------ Supplied information

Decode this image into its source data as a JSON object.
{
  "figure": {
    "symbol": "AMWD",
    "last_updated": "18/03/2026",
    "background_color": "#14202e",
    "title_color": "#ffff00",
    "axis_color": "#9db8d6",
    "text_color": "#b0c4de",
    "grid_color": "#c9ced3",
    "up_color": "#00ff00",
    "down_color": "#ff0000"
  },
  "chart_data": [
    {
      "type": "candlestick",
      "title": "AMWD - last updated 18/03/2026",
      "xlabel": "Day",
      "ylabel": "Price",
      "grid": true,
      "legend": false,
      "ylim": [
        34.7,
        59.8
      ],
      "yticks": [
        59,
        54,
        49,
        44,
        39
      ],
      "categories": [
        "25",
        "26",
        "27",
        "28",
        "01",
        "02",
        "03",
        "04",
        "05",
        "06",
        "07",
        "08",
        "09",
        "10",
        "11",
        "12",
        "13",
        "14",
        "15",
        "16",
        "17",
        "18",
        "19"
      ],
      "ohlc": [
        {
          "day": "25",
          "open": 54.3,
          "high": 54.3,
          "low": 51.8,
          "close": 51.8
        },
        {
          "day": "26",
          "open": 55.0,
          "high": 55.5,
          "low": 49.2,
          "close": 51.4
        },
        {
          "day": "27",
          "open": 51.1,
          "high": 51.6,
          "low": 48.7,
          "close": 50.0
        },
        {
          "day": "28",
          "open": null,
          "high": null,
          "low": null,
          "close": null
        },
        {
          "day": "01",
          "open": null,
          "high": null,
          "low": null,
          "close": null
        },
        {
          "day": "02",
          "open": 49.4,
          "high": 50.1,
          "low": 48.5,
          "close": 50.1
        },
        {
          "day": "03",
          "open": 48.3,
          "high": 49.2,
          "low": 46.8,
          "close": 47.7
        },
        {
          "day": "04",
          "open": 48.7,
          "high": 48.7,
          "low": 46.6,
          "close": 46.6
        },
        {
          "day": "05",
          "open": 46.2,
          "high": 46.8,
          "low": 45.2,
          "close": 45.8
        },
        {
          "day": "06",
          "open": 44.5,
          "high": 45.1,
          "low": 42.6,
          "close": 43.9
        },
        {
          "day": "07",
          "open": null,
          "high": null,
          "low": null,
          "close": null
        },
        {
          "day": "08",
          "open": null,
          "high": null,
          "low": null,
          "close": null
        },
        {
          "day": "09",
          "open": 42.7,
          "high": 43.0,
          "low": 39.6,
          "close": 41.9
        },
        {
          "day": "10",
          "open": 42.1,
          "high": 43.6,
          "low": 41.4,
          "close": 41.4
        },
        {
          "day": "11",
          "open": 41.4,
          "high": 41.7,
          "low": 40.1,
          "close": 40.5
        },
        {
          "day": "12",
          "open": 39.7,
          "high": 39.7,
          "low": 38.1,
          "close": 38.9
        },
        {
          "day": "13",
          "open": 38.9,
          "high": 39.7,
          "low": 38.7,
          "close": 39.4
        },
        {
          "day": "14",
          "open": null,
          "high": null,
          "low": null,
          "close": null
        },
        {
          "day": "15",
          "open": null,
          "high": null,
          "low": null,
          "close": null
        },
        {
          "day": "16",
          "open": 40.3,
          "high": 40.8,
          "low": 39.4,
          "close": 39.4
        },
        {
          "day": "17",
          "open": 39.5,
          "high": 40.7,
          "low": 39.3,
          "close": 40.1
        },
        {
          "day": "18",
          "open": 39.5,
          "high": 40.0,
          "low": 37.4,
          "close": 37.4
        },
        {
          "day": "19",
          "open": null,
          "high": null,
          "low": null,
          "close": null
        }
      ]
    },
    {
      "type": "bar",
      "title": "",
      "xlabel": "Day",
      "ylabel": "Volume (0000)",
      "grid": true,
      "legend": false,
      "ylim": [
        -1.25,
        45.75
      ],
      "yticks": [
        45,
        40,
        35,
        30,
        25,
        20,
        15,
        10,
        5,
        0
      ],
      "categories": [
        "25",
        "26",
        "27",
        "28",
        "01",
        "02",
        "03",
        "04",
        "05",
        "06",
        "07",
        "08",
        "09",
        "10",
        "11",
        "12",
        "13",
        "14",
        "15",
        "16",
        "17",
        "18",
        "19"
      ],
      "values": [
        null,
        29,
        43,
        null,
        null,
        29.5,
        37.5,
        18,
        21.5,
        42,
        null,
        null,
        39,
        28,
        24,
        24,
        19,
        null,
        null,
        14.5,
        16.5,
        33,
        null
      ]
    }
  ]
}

------------
------ Supplied information

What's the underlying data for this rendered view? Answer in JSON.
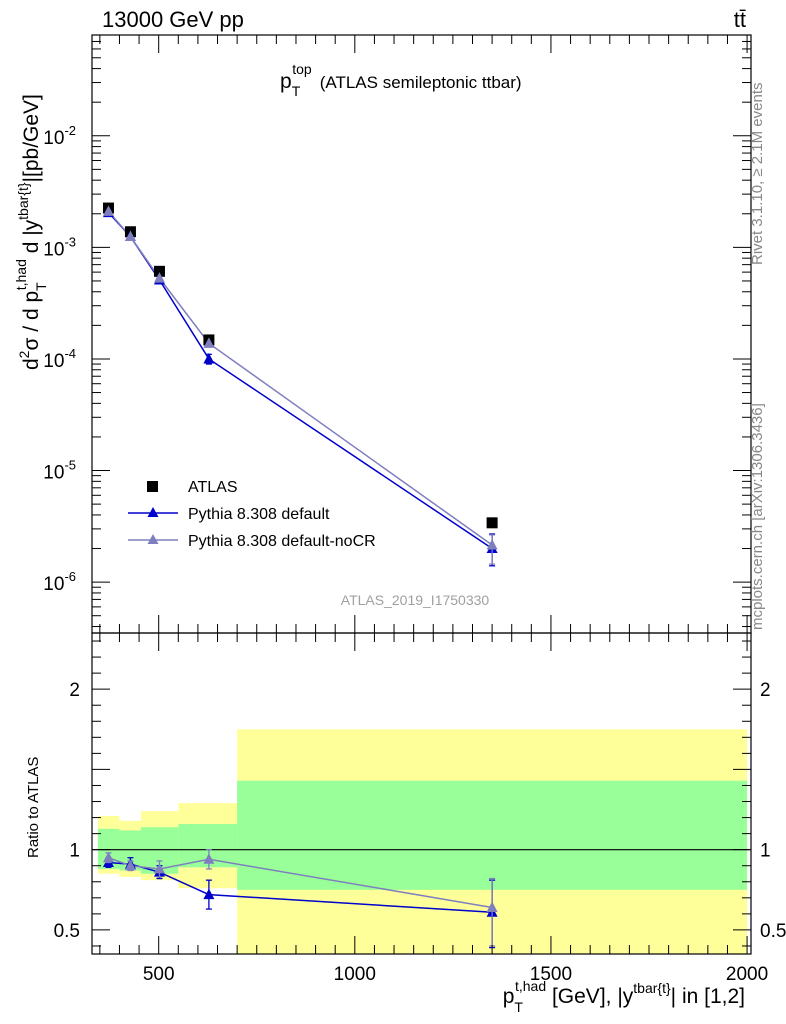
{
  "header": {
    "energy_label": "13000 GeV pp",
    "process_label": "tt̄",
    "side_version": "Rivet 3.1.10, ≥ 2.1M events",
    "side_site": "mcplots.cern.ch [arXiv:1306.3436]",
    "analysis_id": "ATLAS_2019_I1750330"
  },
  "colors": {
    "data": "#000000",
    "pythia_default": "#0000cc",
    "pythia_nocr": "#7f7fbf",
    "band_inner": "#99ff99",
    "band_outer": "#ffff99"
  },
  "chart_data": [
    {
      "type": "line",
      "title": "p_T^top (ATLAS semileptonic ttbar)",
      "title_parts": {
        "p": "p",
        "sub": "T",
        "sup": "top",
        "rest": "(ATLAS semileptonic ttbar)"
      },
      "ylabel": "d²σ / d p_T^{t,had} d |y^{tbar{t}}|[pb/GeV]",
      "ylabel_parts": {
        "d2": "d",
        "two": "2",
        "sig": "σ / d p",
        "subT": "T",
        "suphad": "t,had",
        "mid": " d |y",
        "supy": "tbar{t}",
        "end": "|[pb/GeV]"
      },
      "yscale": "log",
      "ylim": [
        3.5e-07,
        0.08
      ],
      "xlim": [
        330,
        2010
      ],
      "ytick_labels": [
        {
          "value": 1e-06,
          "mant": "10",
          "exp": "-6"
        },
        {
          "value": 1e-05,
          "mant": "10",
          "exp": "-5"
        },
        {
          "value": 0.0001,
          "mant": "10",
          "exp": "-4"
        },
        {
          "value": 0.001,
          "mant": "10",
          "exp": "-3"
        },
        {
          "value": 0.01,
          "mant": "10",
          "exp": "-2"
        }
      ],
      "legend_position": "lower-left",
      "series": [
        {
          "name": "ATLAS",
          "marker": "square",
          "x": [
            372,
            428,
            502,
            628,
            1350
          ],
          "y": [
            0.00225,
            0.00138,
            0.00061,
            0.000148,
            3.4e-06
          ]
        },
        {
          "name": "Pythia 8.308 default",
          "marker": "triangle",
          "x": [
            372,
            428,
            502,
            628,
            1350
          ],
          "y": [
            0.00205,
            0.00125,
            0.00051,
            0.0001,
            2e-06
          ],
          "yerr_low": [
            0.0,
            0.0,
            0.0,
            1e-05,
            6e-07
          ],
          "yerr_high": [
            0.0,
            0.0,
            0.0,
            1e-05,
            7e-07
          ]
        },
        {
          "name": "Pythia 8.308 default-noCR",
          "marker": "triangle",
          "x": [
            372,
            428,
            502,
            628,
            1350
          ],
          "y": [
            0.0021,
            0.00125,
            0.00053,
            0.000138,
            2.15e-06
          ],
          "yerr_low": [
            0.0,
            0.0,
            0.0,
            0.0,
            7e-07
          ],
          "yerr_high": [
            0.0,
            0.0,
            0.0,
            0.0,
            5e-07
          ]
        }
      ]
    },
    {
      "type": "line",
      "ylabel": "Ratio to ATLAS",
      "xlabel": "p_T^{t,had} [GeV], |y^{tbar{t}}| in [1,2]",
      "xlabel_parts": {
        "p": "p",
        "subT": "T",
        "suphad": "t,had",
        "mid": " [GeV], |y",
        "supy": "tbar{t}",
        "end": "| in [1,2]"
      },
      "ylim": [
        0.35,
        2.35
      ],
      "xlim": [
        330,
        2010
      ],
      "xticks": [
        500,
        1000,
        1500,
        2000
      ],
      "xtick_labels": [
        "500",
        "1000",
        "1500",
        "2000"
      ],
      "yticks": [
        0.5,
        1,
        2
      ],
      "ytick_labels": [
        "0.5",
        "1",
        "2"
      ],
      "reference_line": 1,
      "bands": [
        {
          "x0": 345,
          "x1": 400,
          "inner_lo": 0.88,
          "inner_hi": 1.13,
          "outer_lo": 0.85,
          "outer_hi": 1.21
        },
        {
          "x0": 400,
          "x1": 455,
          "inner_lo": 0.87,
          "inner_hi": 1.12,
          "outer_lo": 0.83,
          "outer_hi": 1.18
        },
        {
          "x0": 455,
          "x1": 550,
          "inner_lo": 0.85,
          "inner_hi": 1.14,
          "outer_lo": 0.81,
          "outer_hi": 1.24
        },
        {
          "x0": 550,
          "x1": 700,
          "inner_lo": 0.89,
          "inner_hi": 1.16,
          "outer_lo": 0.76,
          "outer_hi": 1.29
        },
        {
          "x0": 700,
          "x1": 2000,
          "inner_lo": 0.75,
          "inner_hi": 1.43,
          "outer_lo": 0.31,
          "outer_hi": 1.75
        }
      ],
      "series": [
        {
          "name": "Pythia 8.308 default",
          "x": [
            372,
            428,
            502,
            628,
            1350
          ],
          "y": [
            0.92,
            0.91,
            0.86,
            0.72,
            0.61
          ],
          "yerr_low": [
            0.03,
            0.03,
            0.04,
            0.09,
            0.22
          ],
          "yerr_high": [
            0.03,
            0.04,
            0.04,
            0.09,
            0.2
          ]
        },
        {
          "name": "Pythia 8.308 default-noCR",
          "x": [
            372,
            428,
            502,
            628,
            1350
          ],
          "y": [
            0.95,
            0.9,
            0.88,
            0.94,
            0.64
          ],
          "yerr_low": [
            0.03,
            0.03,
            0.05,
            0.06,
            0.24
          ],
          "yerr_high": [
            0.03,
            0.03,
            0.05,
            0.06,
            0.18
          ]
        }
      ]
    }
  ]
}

------------
------ Supplied information

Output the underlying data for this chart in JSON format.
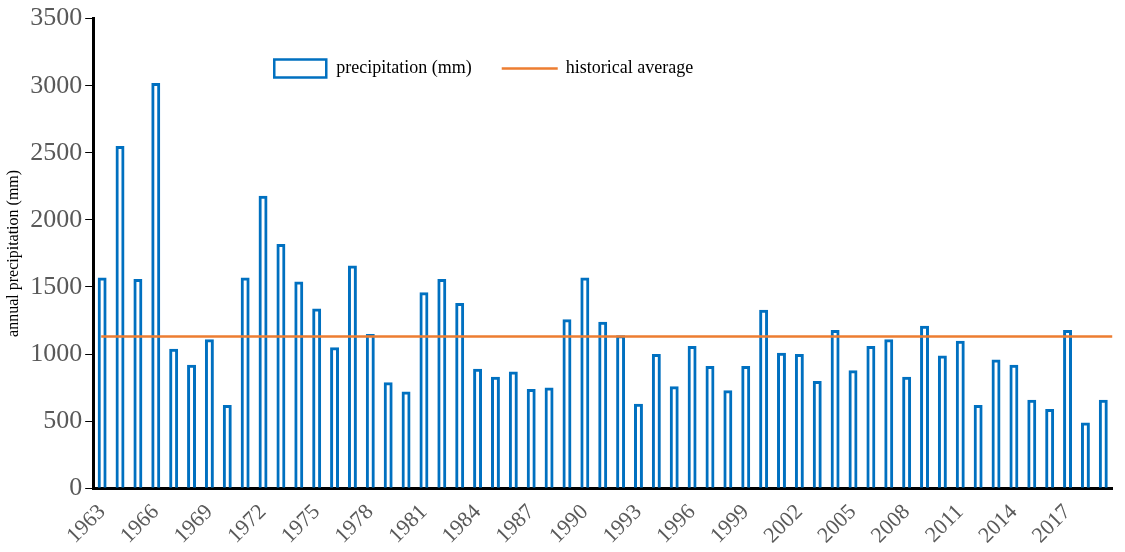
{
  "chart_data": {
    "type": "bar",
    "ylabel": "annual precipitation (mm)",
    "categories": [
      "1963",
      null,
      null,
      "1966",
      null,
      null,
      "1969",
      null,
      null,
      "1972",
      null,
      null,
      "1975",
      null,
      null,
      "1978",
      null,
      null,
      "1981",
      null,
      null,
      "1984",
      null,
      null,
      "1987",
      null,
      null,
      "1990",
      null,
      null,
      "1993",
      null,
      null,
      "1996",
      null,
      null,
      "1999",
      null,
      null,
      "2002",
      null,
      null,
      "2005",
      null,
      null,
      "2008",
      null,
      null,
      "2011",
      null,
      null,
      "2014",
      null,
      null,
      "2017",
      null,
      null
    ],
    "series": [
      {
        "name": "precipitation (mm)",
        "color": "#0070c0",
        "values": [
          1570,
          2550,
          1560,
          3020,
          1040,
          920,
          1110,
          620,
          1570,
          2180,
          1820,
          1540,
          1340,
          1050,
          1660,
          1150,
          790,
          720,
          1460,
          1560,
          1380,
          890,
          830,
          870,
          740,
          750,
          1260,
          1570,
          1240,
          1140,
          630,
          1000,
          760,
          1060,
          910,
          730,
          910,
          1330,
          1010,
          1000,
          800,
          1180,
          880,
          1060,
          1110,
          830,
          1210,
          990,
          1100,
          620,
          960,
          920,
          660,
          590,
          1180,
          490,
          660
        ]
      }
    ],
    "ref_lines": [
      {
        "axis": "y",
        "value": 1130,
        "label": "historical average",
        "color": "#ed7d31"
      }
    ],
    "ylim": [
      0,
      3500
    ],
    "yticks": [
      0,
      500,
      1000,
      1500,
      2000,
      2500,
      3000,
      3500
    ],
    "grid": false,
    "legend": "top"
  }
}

------------

▶ [What is asked] Determine the number of lines containing "precipitation". Write only that number.

▶ [Worked solution] 2